EXERCISE GOAL:
Run through the records and show each line that includes the string "aber".

RECORDS SUPPLIED:
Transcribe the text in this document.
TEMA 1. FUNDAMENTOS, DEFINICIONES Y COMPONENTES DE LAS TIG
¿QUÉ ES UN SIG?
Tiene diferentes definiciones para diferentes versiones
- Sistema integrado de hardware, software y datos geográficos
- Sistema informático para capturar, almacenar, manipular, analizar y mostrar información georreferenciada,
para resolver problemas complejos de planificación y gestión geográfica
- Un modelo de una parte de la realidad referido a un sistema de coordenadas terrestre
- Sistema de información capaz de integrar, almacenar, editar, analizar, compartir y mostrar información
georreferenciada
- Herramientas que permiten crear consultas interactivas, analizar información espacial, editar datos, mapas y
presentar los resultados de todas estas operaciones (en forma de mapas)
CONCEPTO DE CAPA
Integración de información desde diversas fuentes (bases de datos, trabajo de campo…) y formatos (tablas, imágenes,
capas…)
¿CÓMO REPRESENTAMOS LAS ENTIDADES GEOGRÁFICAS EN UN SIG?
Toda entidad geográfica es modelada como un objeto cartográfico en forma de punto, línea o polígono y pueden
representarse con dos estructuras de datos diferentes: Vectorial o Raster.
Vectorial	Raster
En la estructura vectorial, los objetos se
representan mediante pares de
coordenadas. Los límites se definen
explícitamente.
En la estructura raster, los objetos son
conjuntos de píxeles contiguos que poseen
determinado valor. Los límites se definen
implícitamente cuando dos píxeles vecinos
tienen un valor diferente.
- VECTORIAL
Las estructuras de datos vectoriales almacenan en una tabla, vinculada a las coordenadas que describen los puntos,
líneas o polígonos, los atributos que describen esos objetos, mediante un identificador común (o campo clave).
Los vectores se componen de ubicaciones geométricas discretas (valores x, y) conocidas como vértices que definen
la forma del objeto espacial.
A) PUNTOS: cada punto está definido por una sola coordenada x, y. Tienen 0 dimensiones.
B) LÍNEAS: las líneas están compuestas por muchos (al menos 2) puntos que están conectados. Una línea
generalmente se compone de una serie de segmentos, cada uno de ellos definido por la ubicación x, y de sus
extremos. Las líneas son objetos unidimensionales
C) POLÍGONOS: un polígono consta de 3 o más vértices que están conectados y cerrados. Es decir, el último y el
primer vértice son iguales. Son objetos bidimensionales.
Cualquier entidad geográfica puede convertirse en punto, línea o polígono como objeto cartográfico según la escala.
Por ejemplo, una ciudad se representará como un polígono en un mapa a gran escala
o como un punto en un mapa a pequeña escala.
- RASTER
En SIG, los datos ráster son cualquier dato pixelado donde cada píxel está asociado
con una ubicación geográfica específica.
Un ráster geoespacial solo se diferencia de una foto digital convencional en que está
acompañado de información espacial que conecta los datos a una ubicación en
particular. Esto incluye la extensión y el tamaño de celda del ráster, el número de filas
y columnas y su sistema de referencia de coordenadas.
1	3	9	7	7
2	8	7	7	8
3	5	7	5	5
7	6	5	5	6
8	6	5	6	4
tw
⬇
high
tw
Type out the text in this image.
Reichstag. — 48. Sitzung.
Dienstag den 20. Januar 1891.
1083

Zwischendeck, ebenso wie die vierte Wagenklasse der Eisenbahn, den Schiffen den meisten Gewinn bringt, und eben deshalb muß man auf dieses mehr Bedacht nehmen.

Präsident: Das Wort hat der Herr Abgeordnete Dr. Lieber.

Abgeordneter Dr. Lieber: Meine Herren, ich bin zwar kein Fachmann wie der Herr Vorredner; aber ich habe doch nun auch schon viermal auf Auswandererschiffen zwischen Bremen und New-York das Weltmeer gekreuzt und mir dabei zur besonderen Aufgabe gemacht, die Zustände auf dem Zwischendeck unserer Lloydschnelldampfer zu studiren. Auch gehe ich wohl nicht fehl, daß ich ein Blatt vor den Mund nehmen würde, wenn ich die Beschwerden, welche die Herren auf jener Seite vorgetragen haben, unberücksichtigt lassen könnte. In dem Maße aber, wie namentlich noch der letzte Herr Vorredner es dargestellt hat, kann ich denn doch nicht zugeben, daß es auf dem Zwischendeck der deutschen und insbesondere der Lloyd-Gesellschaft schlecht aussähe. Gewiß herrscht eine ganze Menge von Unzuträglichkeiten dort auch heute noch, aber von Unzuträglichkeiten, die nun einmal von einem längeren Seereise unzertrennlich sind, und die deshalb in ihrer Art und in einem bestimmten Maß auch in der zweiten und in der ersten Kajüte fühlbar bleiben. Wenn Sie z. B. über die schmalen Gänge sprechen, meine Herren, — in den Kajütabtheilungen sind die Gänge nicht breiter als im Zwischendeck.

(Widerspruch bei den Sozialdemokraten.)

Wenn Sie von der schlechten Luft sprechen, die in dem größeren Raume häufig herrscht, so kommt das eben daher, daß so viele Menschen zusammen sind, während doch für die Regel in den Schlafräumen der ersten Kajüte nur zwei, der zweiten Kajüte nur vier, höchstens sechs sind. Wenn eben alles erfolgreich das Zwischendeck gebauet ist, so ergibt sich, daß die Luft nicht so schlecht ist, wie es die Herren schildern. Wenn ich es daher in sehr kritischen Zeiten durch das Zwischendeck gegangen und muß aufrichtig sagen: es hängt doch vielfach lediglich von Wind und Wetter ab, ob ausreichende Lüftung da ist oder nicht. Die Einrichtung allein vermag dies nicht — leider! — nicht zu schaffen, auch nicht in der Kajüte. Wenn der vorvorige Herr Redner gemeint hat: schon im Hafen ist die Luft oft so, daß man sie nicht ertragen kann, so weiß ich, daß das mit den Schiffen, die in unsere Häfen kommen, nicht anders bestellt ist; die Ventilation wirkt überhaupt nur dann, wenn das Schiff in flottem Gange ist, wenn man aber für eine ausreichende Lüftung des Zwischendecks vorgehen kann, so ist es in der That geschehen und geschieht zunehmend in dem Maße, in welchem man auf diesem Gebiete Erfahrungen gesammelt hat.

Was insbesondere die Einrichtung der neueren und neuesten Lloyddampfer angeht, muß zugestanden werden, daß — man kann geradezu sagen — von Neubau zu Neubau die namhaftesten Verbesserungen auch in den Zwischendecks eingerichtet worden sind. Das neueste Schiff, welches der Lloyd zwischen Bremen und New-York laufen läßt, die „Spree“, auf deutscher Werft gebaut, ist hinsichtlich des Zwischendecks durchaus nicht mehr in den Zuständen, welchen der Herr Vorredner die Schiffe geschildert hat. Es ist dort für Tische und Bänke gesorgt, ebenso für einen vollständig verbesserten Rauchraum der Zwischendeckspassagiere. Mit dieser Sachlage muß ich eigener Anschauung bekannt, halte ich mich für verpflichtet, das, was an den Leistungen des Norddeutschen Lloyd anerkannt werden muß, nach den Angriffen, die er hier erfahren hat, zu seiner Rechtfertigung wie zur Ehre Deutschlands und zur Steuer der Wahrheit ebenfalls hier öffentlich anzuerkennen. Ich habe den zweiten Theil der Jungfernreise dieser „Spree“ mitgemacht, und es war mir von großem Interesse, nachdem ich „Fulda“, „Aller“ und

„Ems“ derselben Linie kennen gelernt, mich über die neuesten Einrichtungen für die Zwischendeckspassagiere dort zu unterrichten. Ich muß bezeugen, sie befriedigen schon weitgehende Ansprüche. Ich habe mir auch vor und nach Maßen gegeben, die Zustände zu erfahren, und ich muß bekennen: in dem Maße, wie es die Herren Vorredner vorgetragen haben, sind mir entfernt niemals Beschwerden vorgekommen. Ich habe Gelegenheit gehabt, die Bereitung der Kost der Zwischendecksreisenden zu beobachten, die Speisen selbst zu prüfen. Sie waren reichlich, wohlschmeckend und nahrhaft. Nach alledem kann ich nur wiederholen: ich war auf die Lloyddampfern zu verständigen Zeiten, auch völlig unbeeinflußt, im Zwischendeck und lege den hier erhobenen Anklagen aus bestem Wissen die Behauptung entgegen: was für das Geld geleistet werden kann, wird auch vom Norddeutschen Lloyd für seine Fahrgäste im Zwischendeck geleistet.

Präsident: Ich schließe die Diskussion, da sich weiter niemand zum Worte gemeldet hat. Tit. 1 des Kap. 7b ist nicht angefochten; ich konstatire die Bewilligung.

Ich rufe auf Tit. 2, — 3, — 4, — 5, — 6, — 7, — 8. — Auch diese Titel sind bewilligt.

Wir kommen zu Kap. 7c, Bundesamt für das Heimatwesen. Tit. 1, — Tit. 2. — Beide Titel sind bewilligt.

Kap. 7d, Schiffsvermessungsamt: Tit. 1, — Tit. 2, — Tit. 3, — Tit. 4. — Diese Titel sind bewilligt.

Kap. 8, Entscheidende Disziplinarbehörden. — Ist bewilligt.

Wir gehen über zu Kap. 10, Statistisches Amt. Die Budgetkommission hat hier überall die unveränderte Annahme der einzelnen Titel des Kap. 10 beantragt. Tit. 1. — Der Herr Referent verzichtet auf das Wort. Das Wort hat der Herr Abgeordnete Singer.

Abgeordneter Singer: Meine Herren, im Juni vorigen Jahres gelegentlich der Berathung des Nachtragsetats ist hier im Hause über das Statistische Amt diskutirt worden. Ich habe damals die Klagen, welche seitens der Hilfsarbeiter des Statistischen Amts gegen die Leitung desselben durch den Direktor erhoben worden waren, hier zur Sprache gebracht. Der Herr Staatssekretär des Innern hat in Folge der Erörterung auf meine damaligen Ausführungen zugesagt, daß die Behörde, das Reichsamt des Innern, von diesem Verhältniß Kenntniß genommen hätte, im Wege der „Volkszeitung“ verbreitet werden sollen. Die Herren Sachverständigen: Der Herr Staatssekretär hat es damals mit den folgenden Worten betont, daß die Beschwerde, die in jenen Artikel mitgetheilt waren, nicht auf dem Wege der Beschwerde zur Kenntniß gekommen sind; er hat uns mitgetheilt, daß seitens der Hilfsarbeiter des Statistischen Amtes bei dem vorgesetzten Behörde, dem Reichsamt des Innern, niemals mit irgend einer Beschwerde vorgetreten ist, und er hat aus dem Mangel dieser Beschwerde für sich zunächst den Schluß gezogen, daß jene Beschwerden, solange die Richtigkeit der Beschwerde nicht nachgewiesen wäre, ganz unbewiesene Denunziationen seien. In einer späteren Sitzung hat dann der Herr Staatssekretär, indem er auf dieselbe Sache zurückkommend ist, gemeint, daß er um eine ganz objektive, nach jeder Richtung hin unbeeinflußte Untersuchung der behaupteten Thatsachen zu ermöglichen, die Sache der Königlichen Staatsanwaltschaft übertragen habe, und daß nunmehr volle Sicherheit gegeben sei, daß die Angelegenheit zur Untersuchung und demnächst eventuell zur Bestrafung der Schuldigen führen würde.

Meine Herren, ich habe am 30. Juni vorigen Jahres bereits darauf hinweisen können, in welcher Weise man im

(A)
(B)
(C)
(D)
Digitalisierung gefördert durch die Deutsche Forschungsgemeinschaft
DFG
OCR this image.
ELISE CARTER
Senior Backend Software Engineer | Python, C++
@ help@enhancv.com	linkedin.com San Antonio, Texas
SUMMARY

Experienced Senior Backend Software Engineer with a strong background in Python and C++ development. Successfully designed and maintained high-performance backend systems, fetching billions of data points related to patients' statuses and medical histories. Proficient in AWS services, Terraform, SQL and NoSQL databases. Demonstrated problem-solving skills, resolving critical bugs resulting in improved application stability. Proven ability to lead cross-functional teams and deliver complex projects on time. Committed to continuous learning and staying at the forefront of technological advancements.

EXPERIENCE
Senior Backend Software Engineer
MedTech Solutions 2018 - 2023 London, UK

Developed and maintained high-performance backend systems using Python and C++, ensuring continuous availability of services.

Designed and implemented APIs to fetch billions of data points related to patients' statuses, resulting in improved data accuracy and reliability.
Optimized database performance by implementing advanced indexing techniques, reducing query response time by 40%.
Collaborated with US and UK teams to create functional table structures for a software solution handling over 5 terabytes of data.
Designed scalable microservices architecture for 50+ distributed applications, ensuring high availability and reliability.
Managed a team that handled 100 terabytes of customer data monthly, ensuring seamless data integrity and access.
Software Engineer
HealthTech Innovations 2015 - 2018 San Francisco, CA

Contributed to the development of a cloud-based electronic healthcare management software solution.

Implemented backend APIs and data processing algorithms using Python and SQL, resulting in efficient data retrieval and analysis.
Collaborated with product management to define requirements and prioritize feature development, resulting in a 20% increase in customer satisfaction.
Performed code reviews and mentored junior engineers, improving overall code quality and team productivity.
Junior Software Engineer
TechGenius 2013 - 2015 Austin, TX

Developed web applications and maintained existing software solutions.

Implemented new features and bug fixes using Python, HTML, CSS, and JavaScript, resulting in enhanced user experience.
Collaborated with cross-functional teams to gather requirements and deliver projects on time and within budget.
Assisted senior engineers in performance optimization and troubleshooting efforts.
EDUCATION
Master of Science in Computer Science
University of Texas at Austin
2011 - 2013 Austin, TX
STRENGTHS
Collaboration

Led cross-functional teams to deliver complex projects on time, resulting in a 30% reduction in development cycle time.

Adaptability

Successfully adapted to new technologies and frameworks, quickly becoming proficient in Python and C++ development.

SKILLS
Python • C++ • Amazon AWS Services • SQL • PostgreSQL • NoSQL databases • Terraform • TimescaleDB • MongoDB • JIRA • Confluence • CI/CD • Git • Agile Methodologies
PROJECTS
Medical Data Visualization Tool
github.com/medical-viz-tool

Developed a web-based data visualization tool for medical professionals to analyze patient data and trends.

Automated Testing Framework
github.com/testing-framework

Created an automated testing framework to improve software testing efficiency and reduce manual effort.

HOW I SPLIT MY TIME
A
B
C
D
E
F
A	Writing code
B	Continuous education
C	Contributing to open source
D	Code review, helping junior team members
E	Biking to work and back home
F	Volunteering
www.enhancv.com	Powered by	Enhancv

TASK RESULT:
Abgeordneter Dr. Lieber: Meine Herren, ich bin zwar kein Fachmann wie der Herr Vorredner; aber ich habe doch nun auch schon viermal auf Auswandererschiffen zwischen Bremen und New-York das Weltmeer gekreuzt und mir dabei zur besonderen Aufgabe gemacht, die Zustände auf dem Zwischendeck unserer Lloydschnelldampfer zu studiren. Auch gehe ich wohl nicht fehl, daß ich ein Blatt vor den Mund nehmen würde, wenn ich die Beschwerden, welche die Herren auf jener Seite vorgetragen haben, unberücksichtigt lassen könnte. In dem Maße aber, wie namentlich noch der letzte Herr Vorredner es dargestellt hat, kann ich denn doch nicht zugeben, daß es auf dem Zwischendeck der deutschen und insbesondere der Lloyd-Gesellschaft schlecht aussähe. Gewiß herrscht eine ganze Menge von Unzuträglichkeiten dort auch heute noch, aber von Unzuträglichkeiten, die nun einmal von einem längeren Seereise unzertrennlich sind, und die deshalb in ihrer Art und in einem bestimmten Maß auch in der zweiten und in der ersten Kajüte fühlbar bleiben. Wenn Sie z. B. über die schmalen Gänge sprechen, meine Herren, — in den Kajütabtheilungen sind die Gänge nicht breiter als im Zwischendeck.
Wenn Sie von der schlechten Luft sprechen, die in dem größeren Raume häufig herrscht, so kommt das eben daher, daß so viele Menschen zusammen sind, während doch für die Regel in den Schlafräumen der ersten Kajüte nur zwei, der zweiten Kajüte nur vier, höchstens sechs sind. Wenn eben alles erfolgreich das Zwischendeck gebauet ist, so ergibt sich, daß die Luft nicht so schlecht ist, wie es die Herren schildern. Wenn ich es daher in sehr kritischen Zeiten durch das Zwischendeck gegangen und muß aufrichtig sagen: es hängt doch vielfach lediglich von Wind und Wetter ab, ob ausreichende Lüftung da ist oder nicht. Die Einrichtung allein vermag dies nicht — leider! — nicht zu schaffen, auch nicht in der Kajüte. Wenn der vorvorige Herr Redner gemeint hat: schon im Hafen ist die Luft oft so, daß man sie nicht ertragen kann, so weiß ich, daß das mit den Schiffen, die in unsere Häfen kommen, nicht anders bestellt ist; die Ventilation wirkt überhaupt nur dann, wenn das Schiff in flottem Gange ist, wenn man aber für eine ausreichende Lüftung des Zwischendecks vorgehen kann, so ist es in der That geschehen und geschieht zunehmend in dem Maße, in welchem man auf diesem Gebiete Erfahrungen gesammelt hat.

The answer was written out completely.